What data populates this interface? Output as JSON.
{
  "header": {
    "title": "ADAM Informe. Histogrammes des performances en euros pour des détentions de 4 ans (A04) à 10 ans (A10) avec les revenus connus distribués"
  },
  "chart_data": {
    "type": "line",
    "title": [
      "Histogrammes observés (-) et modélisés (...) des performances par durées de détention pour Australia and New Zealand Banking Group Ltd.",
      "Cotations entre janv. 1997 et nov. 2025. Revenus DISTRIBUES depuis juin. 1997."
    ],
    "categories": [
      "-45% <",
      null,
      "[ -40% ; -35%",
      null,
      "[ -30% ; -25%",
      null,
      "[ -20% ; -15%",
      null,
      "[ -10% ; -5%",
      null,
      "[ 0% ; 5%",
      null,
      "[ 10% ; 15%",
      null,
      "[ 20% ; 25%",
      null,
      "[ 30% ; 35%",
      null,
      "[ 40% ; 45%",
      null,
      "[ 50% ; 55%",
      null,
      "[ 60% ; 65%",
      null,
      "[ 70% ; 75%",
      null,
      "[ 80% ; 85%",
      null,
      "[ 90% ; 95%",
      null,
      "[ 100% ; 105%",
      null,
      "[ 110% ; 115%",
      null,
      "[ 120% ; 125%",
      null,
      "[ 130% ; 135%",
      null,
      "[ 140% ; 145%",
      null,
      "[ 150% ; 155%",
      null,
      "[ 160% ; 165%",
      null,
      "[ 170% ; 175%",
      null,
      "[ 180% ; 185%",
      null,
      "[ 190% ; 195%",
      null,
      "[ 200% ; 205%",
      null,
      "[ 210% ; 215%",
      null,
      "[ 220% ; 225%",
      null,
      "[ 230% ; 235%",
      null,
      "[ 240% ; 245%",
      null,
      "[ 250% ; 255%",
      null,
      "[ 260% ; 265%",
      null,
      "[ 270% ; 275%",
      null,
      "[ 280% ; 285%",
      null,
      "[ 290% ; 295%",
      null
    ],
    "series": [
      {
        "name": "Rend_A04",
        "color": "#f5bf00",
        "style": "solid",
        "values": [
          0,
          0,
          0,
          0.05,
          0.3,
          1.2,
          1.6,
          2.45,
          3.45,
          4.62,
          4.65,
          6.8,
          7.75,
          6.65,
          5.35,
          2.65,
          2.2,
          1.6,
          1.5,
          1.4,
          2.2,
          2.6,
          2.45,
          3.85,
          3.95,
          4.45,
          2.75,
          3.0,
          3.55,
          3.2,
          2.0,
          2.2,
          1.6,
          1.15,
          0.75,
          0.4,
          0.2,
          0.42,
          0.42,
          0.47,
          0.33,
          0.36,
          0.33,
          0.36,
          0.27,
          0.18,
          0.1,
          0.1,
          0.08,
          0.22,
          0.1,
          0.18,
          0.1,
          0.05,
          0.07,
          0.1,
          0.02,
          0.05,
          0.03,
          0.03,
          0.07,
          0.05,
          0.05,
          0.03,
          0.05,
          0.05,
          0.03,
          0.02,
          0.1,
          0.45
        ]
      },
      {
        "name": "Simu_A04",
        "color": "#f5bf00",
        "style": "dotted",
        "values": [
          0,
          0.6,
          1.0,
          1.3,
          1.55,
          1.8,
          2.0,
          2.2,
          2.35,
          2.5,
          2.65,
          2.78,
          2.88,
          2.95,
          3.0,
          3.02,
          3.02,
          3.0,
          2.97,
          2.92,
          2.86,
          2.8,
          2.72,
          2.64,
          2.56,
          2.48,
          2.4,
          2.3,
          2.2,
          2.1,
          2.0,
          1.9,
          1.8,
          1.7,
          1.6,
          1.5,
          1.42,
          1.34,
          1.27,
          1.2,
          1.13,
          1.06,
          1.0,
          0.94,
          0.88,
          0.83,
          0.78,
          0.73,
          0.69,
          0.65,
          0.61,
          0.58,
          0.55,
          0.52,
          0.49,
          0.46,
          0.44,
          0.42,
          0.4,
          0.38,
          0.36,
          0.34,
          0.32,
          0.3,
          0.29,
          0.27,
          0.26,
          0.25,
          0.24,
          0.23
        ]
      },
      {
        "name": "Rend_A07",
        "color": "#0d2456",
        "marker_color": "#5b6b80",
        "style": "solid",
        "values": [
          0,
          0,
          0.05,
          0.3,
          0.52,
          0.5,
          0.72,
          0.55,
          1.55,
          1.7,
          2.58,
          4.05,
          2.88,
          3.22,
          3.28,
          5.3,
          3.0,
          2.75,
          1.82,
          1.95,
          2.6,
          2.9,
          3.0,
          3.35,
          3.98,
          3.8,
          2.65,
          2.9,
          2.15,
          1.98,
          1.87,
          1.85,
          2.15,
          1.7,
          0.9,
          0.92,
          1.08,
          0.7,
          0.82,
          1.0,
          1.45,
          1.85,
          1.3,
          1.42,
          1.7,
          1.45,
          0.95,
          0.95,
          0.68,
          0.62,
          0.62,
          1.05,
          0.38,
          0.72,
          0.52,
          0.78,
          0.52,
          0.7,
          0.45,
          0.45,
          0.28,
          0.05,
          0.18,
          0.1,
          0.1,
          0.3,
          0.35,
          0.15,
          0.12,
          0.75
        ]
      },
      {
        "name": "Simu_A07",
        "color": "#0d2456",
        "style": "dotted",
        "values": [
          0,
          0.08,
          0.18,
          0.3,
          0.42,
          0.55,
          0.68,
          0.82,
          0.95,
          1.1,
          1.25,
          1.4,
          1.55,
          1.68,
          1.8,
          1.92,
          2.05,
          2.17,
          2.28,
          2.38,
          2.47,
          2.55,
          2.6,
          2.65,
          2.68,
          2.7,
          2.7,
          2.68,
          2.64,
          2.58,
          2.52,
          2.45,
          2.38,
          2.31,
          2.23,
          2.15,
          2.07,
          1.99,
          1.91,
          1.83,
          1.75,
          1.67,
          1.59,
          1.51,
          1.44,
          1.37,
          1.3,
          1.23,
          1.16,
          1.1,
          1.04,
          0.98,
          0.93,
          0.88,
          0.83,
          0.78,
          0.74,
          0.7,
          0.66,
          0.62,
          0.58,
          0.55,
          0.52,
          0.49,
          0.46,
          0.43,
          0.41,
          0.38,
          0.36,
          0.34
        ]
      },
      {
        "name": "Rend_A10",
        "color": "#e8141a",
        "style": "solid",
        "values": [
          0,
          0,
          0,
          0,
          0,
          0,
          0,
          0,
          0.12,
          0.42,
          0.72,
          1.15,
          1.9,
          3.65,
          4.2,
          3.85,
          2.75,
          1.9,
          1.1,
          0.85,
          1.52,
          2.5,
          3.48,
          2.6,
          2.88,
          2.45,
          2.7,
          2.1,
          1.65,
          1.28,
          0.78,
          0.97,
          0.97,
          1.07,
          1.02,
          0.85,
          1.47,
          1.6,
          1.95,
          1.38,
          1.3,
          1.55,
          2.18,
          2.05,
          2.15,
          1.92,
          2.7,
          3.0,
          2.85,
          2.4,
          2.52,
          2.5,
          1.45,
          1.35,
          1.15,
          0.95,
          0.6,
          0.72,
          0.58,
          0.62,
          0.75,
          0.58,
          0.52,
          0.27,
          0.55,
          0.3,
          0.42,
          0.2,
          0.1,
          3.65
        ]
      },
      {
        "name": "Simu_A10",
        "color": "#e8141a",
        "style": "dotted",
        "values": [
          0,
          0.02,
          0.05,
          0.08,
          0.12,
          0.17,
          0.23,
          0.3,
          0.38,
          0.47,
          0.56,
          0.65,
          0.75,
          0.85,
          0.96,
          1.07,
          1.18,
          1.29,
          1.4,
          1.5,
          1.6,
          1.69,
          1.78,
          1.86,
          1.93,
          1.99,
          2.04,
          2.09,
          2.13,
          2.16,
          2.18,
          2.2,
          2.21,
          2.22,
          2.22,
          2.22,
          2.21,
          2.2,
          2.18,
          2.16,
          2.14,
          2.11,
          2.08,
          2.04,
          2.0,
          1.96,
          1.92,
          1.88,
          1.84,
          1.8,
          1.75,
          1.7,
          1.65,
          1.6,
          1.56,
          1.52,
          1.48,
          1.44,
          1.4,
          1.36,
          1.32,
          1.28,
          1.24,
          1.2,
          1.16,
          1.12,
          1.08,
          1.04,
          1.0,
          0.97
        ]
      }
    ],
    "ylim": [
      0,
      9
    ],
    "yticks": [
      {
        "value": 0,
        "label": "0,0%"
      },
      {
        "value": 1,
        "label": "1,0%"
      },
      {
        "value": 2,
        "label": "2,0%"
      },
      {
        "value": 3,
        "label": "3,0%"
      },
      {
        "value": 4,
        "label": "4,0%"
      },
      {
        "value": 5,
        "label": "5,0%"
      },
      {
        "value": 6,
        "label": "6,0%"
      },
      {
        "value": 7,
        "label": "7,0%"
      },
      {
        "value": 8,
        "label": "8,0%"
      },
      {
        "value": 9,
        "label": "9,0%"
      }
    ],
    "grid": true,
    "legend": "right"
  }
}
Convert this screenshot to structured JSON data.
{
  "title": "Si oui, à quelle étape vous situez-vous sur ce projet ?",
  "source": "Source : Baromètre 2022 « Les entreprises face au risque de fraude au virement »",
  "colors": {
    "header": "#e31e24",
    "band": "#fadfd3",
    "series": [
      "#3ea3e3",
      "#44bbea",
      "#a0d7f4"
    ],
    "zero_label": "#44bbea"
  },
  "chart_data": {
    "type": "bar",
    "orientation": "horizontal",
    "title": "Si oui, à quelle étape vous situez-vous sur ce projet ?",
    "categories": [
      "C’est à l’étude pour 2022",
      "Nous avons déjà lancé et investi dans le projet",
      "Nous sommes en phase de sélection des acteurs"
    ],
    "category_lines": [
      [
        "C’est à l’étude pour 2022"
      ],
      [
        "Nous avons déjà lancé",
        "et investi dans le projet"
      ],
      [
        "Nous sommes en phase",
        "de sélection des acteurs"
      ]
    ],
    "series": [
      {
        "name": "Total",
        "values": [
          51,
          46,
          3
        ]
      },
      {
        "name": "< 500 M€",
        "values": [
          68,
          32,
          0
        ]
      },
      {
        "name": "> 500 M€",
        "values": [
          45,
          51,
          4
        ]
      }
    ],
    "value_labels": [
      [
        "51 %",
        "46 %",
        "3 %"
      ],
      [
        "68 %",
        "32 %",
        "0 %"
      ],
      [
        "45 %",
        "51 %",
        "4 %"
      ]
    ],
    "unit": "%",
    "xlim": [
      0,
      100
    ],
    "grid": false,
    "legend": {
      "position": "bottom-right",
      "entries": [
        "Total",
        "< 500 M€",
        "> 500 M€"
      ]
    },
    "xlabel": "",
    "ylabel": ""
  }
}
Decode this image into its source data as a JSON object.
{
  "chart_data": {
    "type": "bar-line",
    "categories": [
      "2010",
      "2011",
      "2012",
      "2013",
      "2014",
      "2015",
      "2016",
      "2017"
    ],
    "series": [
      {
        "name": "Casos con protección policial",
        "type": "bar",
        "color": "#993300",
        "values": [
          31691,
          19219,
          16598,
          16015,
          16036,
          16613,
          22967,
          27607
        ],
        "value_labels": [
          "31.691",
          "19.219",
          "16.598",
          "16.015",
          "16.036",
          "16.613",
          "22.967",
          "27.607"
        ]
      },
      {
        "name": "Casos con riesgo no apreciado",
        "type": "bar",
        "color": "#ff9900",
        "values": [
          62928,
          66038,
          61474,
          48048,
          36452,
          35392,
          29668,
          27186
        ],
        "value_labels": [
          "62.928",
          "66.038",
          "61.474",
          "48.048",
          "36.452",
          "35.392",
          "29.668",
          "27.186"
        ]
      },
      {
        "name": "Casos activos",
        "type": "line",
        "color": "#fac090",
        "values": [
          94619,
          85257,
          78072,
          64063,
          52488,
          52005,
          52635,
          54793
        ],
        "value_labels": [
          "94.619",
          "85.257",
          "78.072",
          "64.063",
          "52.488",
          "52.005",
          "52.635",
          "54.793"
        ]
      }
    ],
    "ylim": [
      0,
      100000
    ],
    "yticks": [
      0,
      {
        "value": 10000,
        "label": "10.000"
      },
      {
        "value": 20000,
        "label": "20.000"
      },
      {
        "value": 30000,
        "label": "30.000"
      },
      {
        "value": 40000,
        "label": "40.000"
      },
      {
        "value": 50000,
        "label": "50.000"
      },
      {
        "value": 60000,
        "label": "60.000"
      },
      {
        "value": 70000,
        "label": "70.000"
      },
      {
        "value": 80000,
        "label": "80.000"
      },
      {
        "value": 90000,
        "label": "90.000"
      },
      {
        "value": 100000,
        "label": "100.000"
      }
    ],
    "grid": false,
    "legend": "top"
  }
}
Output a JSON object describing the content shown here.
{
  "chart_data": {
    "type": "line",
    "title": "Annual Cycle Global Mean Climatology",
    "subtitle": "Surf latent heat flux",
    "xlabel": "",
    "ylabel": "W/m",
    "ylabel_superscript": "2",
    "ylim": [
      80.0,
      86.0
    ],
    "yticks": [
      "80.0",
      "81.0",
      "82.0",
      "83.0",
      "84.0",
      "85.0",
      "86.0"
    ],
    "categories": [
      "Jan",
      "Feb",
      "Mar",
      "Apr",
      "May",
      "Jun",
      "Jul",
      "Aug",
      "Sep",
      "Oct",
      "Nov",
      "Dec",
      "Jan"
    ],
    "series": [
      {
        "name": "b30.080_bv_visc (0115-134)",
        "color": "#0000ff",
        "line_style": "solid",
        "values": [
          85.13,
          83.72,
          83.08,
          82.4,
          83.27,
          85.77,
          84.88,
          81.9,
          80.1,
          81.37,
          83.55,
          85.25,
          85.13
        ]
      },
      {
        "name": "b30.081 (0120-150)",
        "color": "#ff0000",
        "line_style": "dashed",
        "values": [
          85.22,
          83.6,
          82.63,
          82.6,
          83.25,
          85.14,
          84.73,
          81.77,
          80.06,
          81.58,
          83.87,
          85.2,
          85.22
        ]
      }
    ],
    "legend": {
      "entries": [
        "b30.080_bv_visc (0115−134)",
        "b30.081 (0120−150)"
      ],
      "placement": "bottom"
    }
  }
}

* [What to produce]
Locate all lines in the listing above with the word "déjà". Copy them.

* [Correct output]
      "Nous avons déjà lancé et investi dans le projet",
        "Nous avons déjà lancé",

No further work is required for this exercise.